* Start Data for the task *

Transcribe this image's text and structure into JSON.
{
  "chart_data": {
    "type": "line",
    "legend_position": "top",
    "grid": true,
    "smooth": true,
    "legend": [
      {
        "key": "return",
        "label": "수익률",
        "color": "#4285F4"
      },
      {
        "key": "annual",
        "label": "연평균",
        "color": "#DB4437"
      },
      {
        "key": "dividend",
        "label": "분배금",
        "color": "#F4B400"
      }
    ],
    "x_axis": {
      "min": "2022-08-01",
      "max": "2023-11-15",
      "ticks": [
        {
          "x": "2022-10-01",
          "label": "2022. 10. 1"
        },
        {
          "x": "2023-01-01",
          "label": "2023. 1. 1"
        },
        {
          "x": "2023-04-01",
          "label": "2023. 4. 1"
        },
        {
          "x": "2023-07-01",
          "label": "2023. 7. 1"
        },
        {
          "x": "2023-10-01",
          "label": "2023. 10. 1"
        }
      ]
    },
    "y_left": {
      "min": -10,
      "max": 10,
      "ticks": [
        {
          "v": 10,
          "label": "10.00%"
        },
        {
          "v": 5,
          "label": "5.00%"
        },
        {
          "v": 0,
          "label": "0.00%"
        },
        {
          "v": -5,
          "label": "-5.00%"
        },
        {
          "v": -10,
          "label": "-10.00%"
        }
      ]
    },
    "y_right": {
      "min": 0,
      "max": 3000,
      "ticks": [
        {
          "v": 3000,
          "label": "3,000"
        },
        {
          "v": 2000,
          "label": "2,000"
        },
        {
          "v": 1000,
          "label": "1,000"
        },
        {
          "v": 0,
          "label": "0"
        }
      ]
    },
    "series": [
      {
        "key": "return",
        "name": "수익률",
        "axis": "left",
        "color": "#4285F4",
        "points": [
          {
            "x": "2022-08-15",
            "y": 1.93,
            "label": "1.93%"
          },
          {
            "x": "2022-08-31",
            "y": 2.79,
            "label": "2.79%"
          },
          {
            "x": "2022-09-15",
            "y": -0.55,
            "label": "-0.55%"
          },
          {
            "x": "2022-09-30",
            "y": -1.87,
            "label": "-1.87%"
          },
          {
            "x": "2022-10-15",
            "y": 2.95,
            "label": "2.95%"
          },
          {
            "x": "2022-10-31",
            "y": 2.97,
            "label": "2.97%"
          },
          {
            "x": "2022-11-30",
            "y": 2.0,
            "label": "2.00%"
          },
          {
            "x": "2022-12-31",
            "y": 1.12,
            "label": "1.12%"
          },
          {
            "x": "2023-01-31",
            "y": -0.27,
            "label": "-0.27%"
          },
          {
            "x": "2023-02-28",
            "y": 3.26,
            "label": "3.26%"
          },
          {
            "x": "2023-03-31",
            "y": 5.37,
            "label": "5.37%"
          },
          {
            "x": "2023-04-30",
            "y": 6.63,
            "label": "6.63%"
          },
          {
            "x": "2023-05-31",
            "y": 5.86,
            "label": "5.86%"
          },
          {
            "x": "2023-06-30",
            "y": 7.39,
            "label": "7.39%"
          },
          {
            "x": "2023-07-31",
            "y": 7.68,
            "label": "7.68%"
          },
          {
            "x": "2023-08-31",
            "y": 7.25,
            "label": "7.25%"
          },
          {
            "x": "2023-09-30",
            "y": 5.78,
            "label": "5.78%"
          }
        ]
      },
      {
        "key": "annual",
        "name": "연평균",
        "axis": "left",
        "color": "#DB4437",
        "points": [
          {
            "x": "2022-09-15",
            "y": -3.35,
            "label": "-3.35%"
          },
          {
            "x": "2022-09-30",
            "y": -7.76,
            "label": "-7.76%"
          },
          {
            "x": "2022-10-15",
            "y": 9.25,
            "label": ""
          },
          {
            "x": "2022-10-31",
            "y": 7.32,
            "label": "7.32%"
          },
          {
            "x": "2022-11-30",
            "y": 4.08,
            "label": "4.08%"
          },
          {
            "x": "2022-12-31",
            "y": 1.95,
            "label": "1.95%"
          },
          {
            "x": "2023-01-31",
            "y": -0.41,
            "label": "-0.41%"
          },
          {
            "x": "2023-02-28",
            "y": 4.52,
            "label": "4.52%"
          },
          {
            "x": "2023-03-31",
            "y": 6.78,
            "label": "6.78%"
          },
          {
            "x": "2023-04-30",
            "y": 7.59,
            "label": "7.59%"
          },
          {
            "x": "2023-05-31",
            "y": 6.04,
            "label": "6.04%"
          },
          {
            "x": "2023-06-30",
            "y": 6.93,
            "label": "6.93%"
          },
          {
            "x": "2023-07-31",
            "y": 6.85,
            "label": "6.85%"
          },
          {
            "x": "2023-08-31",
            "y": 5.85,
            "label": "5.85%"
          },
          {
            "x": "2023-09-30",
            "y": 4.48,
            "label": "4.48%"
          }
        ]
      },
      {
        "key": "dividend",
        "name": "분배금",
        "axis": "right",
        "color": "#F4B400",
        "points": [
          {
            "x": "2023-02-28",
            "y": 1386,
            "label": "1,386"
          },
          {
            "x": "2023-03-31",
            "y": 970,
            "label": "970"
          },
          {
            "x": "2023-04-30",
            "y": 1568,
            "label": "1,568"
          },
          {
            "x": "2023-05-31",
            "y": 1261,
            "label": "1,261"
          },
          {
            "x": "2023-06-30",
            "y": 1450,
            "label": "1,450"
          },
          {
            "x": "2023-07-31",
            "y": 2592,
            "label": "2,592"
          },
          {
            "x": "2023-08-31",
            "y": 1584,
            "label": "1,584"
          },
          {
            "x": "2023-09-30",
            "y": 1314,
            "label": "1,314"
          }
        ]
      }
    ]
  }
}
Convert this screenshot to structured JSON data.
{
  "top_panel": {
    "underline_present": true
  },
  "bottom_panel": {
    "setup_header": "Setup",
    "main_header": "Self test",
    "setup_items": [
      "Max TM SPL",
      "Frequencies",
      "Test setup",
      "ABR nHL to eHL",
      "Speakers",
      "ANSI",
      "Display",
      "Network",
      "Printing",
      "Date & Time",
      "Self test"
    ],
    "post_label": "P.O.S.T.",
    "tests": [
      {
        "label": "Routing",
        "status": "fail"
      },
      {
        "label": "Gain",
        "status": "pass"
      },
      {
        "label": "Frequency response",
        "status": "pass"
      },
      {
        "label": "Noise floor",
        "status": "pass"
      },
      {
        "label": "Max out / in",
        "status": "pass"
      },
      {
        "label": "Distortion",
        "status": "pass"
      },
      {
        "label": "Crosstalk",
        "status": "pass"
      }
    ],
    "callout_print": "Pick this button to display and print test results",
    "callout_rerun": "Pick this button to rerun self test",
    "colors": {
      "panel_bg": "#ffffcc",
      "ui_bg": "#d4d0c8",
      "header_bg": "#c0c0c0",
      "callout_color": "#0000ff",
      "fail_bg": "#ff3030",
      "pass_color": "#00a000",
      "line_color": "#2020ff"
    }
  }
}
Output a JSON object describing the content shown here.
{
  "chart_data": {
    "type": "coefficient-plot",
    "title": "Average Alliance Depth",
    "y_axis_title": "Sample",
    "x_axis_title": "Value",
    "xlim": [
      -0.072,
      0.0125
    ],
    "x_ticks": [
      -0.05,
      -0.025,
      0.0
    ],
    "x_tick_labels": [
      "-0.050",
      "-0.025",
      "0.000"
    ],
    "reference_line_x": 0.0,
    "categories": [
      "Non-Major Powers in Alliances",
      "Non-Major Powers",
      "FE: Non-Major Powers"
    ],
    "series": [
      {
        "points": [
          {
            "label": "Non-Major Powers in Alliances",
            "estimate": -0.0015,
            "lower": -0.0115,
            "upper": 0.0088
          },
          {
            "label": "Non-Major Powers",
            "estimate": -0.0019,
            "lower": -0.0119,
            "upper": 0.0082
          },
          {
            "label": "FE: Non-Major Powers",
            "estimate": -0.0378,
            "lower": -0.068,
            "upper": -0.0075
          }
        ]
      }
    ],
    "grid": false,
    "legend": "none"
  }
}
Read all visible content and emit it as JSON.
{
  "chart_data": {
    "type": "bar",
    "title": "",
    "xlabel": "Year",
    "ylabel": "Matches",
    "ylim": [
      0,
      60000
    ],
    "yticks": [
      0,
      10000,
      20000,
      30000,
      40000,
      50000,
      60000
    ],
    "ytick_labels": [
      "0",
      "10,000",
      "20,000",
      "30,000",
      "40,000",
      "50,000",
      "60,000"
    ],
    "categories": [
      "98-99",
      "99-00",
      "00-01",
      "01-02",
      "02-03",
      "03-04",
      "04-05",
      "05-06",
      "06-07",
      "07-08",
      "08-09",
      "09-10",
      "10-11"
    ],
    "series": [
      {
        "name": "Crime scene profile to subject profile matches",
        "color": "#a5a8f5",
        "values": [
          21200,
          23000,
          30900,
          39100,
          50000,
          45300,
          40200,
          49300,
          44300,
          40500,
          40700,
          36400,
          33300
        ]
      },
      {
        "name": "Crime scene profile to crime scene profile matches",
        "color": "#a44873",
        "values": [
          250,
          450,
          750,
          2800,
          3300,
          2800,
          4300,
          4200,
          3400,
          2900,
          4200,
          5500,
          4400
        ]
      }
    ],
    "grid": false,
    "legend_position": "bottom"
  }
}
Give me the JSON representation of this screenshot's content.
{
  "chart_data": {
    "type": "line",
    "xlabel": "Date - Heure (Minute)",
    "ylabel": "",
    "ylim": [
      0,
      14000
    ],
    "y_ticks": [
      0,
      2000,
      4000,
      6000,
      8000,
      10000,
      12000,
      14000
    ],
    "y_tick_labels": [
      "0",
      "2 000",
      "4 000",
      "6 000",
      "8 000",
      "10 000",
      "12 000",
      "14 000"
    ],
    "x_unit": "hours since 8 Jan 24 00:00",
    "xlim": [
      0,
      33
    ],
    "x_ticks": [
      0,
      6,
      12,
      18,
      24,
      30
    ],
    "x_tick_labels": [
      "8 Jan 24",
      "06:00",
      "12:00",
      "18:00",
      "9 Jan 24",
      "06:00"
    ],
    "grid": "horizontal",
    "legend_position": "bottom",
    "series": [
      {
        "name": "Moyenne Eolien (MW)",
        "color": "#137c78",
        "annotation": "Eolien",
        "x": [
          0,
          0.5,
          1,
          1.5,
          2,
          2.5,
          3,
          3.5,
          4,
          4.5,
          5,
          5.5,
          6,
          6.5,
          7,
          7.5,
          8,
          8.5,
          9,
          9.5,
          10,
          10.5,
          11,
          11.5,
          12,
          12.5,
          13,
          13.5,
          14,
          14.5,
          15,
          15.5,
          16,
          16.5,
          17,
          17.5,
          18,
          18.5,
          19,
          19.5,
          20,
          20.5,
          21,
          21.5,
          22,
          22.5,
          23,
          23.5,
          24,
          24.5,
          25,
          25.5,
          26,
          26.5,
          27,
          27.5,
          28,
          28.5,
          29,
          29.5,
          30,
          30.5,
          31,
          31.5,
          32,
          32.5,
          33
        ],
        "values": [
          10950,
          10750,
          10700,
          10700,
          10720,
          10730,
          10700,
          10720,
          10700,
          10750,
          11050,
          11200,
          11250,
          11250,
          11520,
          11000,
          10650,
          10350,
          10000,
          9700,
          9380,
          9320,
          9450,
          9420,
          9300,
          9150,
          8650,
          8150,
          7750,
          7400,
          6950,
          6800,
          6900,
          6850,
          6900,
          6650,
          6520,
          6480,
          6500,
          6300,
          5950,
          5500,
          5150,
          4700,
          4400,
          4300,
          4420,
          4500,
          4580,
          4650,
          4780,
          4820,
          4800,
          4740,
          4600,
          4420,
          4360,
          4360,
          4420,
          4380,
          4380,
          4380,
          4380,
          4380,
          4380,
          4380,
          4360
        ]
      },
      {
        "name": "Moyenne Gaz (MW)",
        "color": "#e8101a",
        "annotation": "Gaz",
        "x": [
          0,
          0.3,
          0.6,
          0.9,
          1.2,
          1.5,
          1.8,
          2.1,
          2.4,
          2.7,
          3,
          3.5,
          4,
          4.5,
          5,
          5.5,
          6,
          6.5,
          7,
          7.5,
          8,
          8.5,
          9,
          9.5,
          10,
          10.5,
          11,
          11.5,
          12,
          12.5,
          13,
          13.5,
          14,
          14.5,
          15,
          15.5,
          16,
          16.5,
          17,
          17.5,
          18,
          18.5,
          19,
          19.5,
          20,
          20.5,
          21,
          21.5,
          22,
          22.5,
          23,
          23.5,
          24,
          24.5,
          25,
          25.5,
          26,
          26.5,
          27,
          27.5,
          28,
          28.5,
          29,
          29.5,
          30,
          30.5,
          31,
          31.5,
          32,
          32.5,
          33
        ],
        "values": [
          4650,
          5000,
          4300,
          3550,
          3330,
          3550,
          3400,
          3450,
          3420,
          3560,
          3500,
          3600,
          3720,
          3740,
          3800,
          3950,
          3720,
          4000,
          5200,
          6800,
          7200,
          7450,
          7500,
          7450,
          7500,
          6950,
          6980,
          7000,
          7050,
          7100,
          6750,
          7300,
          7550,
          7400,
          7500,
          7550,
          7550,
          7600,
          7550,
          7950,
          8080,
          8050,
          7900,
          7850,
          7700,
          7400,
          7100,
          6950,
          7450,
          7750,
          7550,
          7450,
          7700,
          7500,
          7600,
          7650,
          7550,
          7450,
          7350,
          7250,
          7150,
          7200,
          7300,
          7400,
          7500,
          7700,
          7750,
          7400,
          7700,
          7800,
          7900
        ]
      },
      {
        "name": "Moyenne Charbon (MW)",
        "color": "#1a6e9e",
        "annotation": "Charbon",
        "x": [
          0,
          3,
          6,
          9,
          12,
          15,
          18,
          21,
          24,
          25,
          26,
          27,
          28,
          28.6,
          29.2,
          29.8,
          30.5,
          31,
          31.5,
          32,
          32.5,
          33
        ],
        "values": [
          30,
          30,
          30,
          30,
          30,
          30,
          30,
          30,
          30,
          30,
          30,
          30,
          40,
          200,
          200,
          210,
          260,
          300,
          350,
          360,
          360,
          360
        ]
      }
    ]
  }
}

* End Data for the task *

◆ What you need to do
Gather each line from the listing above that holds "Eolien".

◆ Solution to this exercise
        "name": "Moyenne Eolien (MW)",
        "annotation": "Eolien",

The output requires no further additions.